- _Task requirements_: Using the listing below, copy every line that mentions "同时具有良好的文化素质".

- _Given data_:
========

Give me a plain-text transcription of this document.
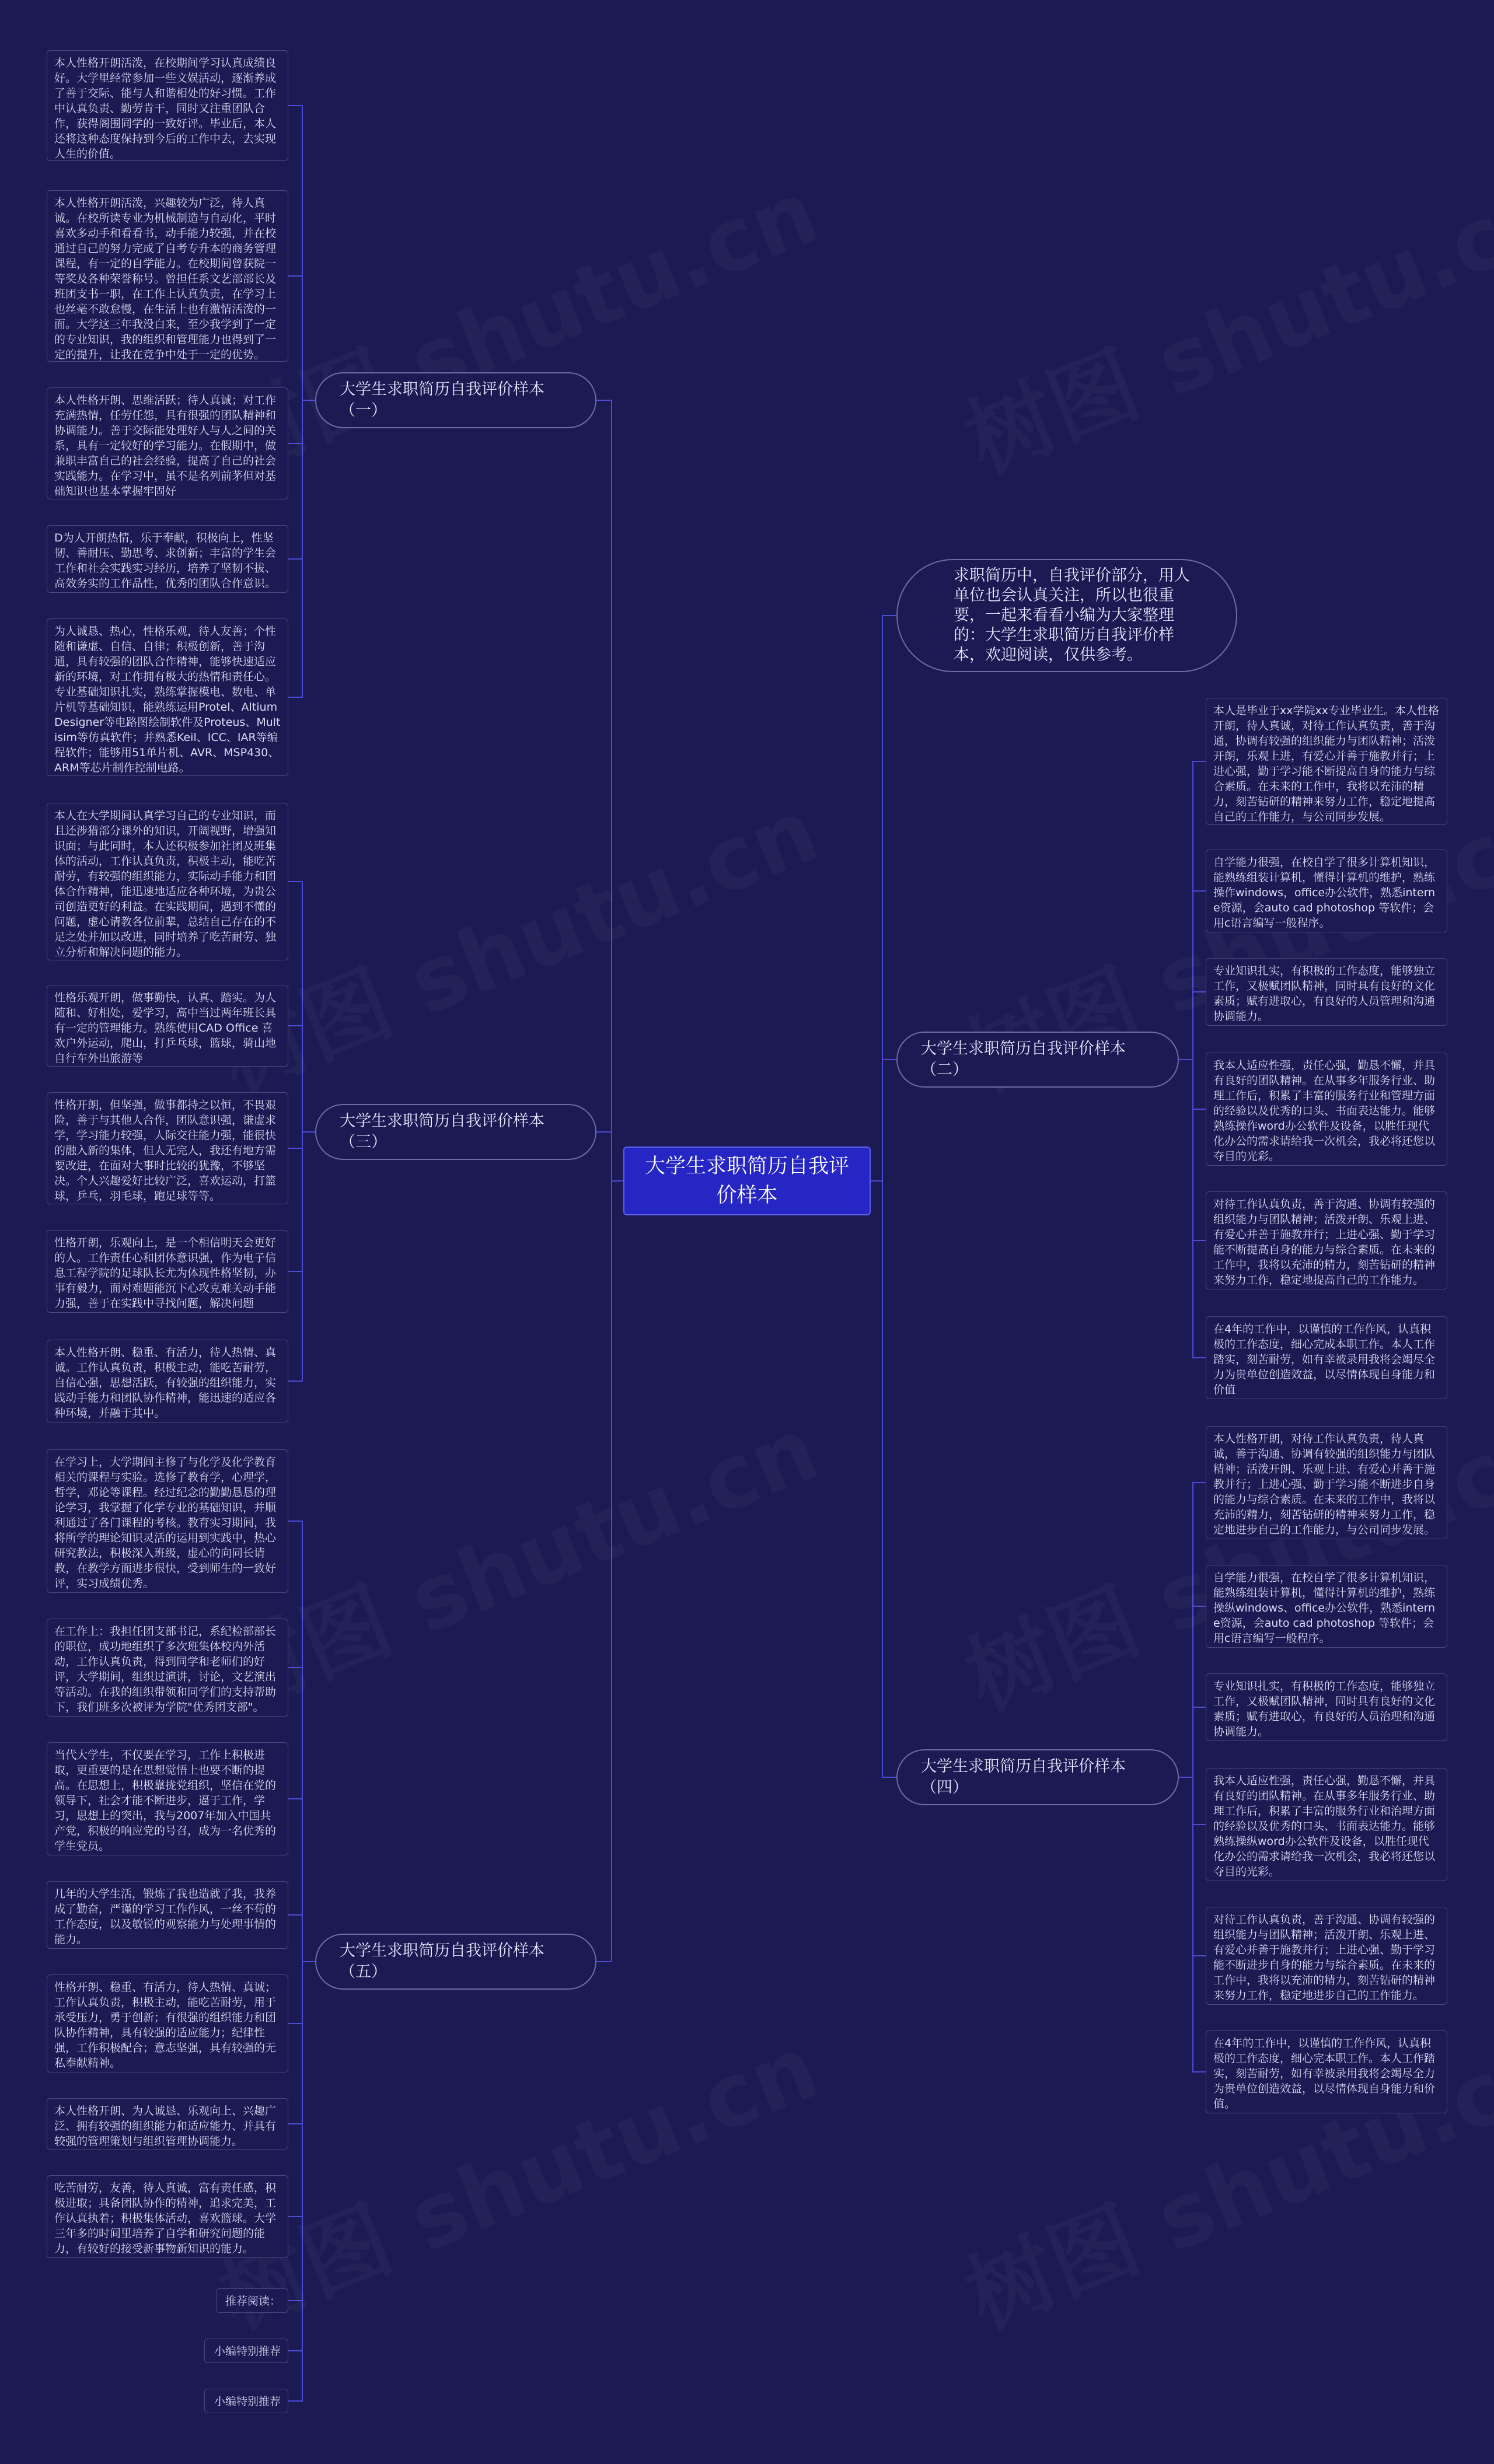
大学生求职简历自我评价样本
求职简历中，自我评价部分，用人单位也会认真关注，所以也很重要，一起来看看小编为大家整理的：大学生求职简历自我评价样本，欢迎阅读，仅供参考。
大学生求职简历自我评价样本（一）
本人性格开朗活泼，在校期间学习认真成绩良好。大学里经常参加一些文娱活动，逐渐养成了善于交际、能与人和谐相处的好习惯。工作中认真负责、勤劳肯干，同时又注重团队合作，获得阁围同学的一致好评。毕业后，本人还将这种态度保持到今后的工作中去，去实现人生的价值。
本人性格开朗活泼，兴趣较为广泛，待人真诚。在校所读专业为机械制造与自动化，平时喜欢多动手和看看书，动手能力较强，并在校通过自己的努力完成了自考专升本的商务管理课程，有一定的自学能力。在校期间曾获院一等奖及各种荣誉称号。曾担任系文艺部部长及班团支书一职，在工作上认真负责，在学习上也丝毫不敢怠慢，在生活上也有激情活泼的一面。大学这三年我没白来，至少我学到了一定的专业知识，我的组织和管理能力也得到了一定的提升，让我在竞争中处于一定的优势。
本人性格开朗、思维活跃；待人真诚；对工作充满热情，任劳任怨，具有很强的团队精神和协调能力。善于交际能处理好人与人之间的关系，具有一定较好的学习能力。在假期中，做兼职丰富自己的社会经验，提高了自己的社会实践能力。在学习中，虽不是名列前茅但对基础知识也基本掌握牢固好
D为人开朗热情，乐于奉献，积极向上，性坚韧、善耐压、勤思考、求创新；丰富的学生会工作和社会实践实习经历，培养了坚韧不拔、高效务实的工作品性，优秀的团队合作意识。
为人诚恳、热心，性格乐观，待人友善；个性随和谦虚、自信、自律；积极创新，善于沟通，具有较强的团队合作精神，能够快速适应新的环境，对工作拥有极大的热情和责任心。专业基础知识扎实，熟练掌握模电、数电、单片机等基础知识，能熟练运用Protel、Altium Designer等电路图绘制软件及Proteus、Multisim等仿真软件；并熟悉Keil、ICC、IAR等编程软件；能够用51单片机、AVR、MSP430、ARM等芯片制作控制电路。
大学生求职简历自我评价样本（三）
本人在大学期间认真学习自己的专业知识，而且还涉猎部分课外的知识，开阔视野，增强知识面；与此同时，本人还积极参加社团及班集体的活动，工作认真负责，积极主动，能吃苦耐劳，有较强的组织能力，实际动手能力和团体合作精神，能迅速地适应各种环境，为贵公司创造更好的利益。在实践期间，遇到不懂的问题，虚心请教各位前辈，总结自己存在的不足之处并加以改进，同时培养了吃苦耐劳、独立分析和解决问题的能力。
性格乐观开朗，做事勤快，认真、踏实。为人随和、好相处，爱学习，高中当过两年班长具有一定的管理能力。熟练使用CAD Office 喜欢户外运动，爬山，打乒乓球，篮球，骑山地自行车外出旅游等
性格开朗，但坚强，做事都持之以恒，不畏艰险，善于与其他人合作，团队意识强，谦虚求学，学习能力较强，人际交往能力强，能很快的融入新的集体，但人无完人，我还有地方需要改进，在面对大事时比较的犹豫，不够坚决。个人兴趣爱好比较广泛，喜欢运动，打篮球，乒乓，羽毛球，跑足球等等。
性格开朗，乐观向上，是一个相信明天会更好的人。工作责任心和团体意识强，作为电子信息工程学院的足球队长尤为体现性格坚韧，办事有毅力，面对难题能沉下心攻克难关动手能力强，善于在实践中寻找问题，解决问题
本人性格开朗、稳重、有活力，待人热情、真诚。工作认真负责，积极主动，能吃苦耐劳，自信心强，思想活跃，有较强的组织能力，实践动手能力和团队协作精神，能迅速的适应各种环境，并融于其中。
大学生求职简历自我评价样本（五）
在学习上，大学期间主修了与化学及化学教育相关的课程与实验。选修了教育学，心理学，哲学，邓论等课程。经过纪念的勤勤恳恳的理论学习，我掌握了化学专业的基础知识，并顺利通过了各门课程的考核。教育实习期间，我将所学的理论知识灵活的运用到实践中，热心研究教法，积极深入班级，虚心的向同长请教，在教学方面进步很快，受到师生的一致好评，实习成绩优秀。
在工作上：我担任团支部书记，系纪检部部长的职位，成功地组织了多次班集体校内外活动，工作认真负责，得到同学和老师们的好评，大学期间，组织过演讲，讨论，文艺演出等活动。在我的组织带领和同学们的支持帮助下，我们班多次被评为学院"优秀团支部"。
当代大学生，不仅要在学习，工作上积极进取，更重要的是在思想觉悟上也要不断的提高。在思想上，积极靠拢党组织，坚信在党的领导下，社会才能不断进步，逼于工作，学习，思想上的突出，我与2007年加入中国共产党，积极的响应党的号召，成为一名优秀的学生党员。
几年的大学生活，锻炼了我也造就了我，我养成了勤奋，严谨的学习工作作风，一丝不苟的工作态度，以及敏锐的观察能力与处理事情的能力。
性格开朗、稳重、有活力，待人热情、真诚；工作认真负责，积极主动，能吃苦耐劳，用于承受压力，勇于创新；有很强的组织能力和团队协作精神，具有较强的适应能力；纪律性强，工作积极配合；意志坚强，具有较强的无私奉献精神。
本人性格开朗、为人诚恳、乐观向上、兴趣广泛、拥有较强的组织能力和适应能力、并具有较强的管理策划与组织管理协调能力。
吃苦耐劳，友善，待人真诚，富有责任感，积极进取；具备团队协作的精神，追求完美，工作认真执着；积极集体活动，喜欢篮球。大学三年多的时间里培养了自学和研究问题的能力，有较好的接受新事物新知识的能力。
推荐阅读：
小编特别推荐
小编特别推荐
大学生求职简历自我评价样本（二）
本人是毕业于xx学院xx专业毕业生。本人性格开朗，待人真诚，对待工作认真负责，善于沟通，协调有较强的组织能力与团队精神；活泼开朗，乐观上进，有爱心并善于施教并行；上进心强，勤于学习能不断提高自身的能力与综合素质。在未来的工作中，我将以充沛的精力，刻苦钻研的精神来努力工作，稳定地提高自己的工作能力，与公司同步发展。
自学能力很强，在校自学了很多计算机知识，能熟练组装计算机，懂得计算机的维护，熟练操作windows，office办公软件，熟悉interne资源，会auto cad photoshop 等软件；会用c语言编写一般程序。
专业知识扎实，有积极的工作态度，能够独立工作，又极赋团队精神，同时具有良好的文化素质；赋有进取心，有良好的人员管理和沟通协调能力。
我本人适应性强，责任心强，勤恳不懈，并具有良好的团队精神。在从事多年服务行业、助理工作后，积累了丰富的服务行业和管理方面的经验以及优秀的口头、书面表达能力。能够熟练操作word办公软件及设备，以胜任现代化办公的需求请给我一次机会，我必将还您以夺目的光彩。
对待工作认真负责，善于沟通、协调有较强的组织能力与团队精神；活泼开朗、乐观上进、有爱心并善于施教并行；上进心强、勤于学习能不断提高自身的能力与综合素质。在未来的工作中，我将以充沛的精力，刻苦钻研的精神来努力工作，稳定地提高自己的工作能力。
在4年的工作中，以谨慎的工作作风，认真积极的工作态度，细心完成本职工作。本人工作踏实，刻苦耐劳，如有幸被录用我将会竭尽全力为贵单位创造效益，以尽情体现自身能力和价值
大学生求职简历自我评价样本（四）
本人性格开朗，对待工作认真负责，待人真诚，善于沟通、协调有较强的组织能力与团队精神；活泼开朗、乐观上进、有爱心并善于施教并行；上进心强、勤于学习能不断进步自身的能力与综合素质。在未来的工作中，我将以充沛的精力，刻苦钻研的精神来努力工作，稳定地进步自己的工作能力，与公司同步发展。
自学能力很强，在校自学了很多计算机知识，能熟练组装计算机，懂得计算机的维护，熟练操纵windows、office办公软件，熟悉interne资源，会auto cad photoshop 等软件；会用c语言编写一般程序。
专业知识扎实，有积极的工作态度，能够独立工作，又极赋团队精神，同时具有良好的文化素质；赋有进取心，有良好的人员治理和沟通协调能力。
我本人适应性强，责任心强，勤恳不懈，并具有良好的团队精神。在从事多年服务行业、助理工作后，积累了丰富的服务行业和治理方面的经验以及优秀的口头、书面表达能力。能够熟练操纵word办公软件及设备，以胜任现代化办公的需求请给我一次机会，我必将还您以夺目的光彩。
对待工作认真负责，善于沟通、协调有较强的组织能力与团队精神；活泼开朗、乐观上进、有爱心并善于施教并行；上进心强、勤于学习能不断进步自身的能力与综合素质。在未来的工作中，我将以充沛的精力，刻苦钻研的精神来努力工作，稳定地进步自己的工作能力。
在4年的工作中，以谨慎的工作作风，认真积极的工作态度，细心完本职工作。本人工作踏实，刻苦耐劳，如有幸被录用我将会竭尽全力为贵单位创造效益，以尽情体现自身能力和价值。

========

- _Finished task_:
专业知识扎实，有积极的工作态度，能够独立工作，又极赋团队精神，同时具有良好的文化素质；赋有进取心，有良好的人员管理和沟通协调能力。
专业知识扎实，有积极的工作态度，能够独立工作，又极赋团队精神，同时具有良好的文化素质；赋有进取心，有良好的人员治理和沟通协调能力。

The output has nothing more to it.